Stored data:
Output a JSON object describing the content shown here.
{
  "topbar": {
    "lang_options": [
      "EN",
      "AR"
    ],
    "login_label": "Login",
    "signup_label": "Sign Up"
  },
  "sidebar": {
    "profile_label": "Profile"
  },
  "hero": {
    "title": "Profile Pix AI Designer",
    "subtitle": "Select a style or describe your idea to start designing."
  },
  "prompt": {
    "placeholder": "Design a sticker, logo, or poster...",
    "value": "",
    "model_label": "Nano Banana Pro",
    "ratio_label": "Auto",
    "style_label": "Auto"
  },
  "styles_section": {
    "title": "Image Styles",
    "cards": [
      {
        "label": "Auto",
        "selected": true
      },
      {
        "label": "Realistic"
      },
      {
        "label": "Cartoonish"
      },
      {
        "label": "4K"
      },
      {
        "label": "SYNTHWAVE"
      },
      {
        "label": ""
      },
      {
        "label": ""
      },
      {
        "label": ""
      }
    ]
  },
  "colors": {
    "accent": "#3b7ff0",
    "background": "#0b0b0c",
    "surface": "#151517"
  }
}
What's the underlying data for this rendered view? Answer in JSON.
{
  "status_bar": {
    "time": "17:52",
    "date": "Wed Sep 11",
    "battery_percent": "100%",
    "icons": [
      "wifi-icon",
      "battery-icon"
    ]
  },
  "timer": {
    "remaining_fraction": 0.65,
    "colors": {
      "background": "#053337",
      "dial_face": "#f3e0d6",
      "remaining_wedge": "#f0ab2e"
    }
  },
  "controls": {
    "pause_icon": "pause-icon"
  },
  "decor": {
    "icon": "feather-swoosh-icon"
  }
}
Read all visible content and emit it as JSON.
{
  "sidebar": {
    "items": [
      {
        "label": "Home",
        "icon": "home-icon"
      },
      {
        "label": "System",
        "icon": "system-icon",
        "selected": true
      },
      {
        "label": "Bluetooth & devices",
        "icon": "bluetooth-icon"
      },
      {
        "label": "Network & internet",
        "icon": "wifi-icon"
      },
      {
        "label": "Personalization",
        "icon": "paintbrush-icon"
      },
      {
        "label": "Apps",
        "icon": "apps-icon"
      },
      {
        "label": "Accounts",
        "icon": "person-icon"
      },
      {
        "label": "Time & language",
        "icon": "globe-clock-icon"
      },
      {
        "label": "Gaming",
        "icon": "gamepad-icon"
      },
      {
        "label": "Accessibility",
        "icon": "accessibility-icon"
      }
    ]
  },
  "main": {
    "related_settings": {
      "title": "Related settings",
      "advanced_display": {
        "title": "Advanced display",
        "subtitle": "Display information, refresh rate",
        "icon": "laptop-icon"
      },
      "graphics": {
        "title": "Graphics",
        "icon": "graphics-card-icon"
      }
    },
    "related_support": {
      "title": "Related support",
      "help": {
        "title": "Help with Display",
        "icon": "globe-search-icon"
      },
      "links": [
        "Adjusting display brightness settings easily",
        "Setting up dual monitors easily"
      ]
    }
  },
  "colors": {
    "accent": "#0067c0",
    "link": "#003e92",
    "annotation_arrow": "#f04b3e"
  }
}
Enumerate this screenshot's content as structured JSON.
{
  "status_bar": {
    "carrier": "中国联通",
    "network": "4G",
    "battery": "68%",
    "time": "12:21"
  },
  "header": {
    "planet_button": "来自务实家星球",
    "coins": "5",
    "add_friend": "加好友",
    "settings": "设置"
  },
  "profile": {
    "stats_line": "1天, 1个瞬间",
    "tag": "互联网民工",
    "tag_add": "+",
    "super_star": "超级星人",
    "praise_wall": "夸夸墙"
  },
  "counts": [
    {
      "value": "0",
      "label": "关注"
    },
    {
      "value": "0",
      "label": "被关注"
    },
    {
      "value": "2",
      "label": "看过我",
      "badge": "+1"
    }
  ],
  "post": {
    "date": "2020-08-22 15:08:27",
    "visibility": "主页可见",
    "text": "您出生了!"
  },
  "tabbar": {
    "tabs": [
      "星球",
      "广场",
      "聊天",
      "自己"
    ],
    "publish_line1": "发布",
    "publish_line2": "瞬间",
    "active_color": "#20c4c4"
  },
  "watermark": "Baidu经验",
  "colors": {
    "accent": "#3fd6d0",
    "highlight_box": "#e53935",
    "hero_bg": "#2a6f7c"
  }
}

Your goal:
Each record above must be given again exactly.

Worked solution:
Output a JSON object describing the content shown here.
{
  "topbar": {
    "lang_options": [
      "EN",
      "AR"
    ],
    "login_label": "Login",
    "signup_label": "Sign Up"
  },
  "sidebar": {
    "profile_label": "Profile"
  },
  "hero": {
    "title": "Profile Pix AI Designer",
    "subtitle": "Select a style or describe your idea to start designing."
  },
  "prompt": {
    "placeholder": "Design a sticker, logo, or poster...",
    "value": "",
    "model_label": "Nano Banana Pro",
    "ratio_label": "Auto",
    "style_label": "Auto"
  },
  "styles_section": {
    "title": "Image Styles",
    "cards": [
      {
        "label": "Auto",
        "selected": true
      },
      {
        "label": "Realistic"
      },
      {
        "label": "Cartoonish"
      },
      {
        "label": "4K"
      },
      {
        "label": "SYNTHWAVE"
      },
      {
        "label": ""
      },
      {
        "label": ""
      },
      {
        "label": ""
      }
    ]
  },
  "colors": {
    "accent": "#3b7ff0",
    "background": "#0b0b0c",
    "surface": "#151517"
  }
}
What's the underlying data for this rendered view? Answer in JSON.
{
  "status_bar": {
    "time": "17:52",
    "date": "Wed Sep 11",
    "battery_percent": "100%",
    "icons": [
      "wifi-icon",
      "battery-icon"
    ]
  },
  "timer": {
    "remaining_fraction": 0.65,
    "colors": {
      "background": "#053337",
      "dial_face": "#f3e0d6",
      "remaining_wedge": "#f0ab2e"
    }
  },
  "controls": {
    "pause_icon": "pause-icon"
  },
  "decor": {
    "icon": "feather-swoosh-icon"
  }
}
Read all visible content and emit it as JSON.
{
  "sidebar": {
    "items": [
      {
        "label": "Home",
        "icon": "home-icon"
      },
      {
        "label": "System",
        "icon": "system-icon",
        "selected": true
      },
      {
        "label": "Bluetooth & devices",
        "icon": "bluetooth-icon"
      },
      {
        "label": "Network & internet",
        "icon": "wifi-icon"
      },
      {
        "label": "Personalization",
        "icon": "paintbrush-icon"
      },
      {
        "label": "Apps",
        "icon": "apps-icon"
      },
      {
        "label": "Accounts",
        "icon": "person-icon"
      },
      {
        "label": "Time & language",
        "icon": "globe-clock-icon"
      },
      {
        "label": "Gaming",
        "icon": "gamepad-icon"
      },
      {
        "label": "Accessibility",
        "icon": "accessibility-icon"
      }
    ]
  },
  "main": {
    "related_settings": {
      "title": "Related settings",
      "advanced_display": {
        "title": "Advanced display",
        "subtitle": "Display information, refresh rate",
        "icon": "laptop-icon"
      },
      "graphics": {
        "title": "Graphics",
        "icon": "graphics-card-icon"
      }
    },
    "related_support": {
      "title": "Related support",
      "help": {
        "title": "Help with Display",
        "icon": "globe-search-icon"
      },
      "links": [
        "Adjusting display brightness settings easily",
        "Setting up dual monitors easily"
      ]
    }
  },
  "colors": {
    "accent": "#0067c0",
    "link": "#003e92",
    "annotation_arrow": "#f04b3e"
  }
}
Enumerate this screenshot's content as structured JSON.
{
  "status_bar": {
    "carrier": "中国联通",
    "network": "4G",
    "battery": "68%",
    "time": "12:21"
  },
  "header": {
    "planet_button": "来自务实家星球",
    "coins": "5",
    "add_friend": "加好友",
    "settings": "设置"
  },
  "profile": {
    "stats_line": "1天, 1个瞬间",
    "tag": "互联网民工",
    "tag_add": "+",
    "super_star": "超级星人",
    "praise_wall": "夸夸墙"
  },
  "counts": [
    {
      "value": "0",
      "label": "关注"
    },
    {
      "value": "0",
      "label": "被关注"
    },
    {
      "value": "2",
      "label": "看过我",
      "badge": "+1"
    }
  ],
  "post": {
    "date": "2020-08-22 15:08:27",
    "visibility": "主页可见",
    "text": "您出生了!"
  },
  "tabbar": {
    "tabs": [
      "星球",
      "广场",
      "聊天",
      "自己"
    ],
    "publish_line1": "发布",
    "publish_line2": "瞬间",
    "active_color": "#20c4c4"
  },
  "watermark": "Baidu经验",
  "colors": {
    "accent": "#3fd6d0",
    "highlight_box": "#e53935",
    "hero_bg": "#2a6f7c"
  }
}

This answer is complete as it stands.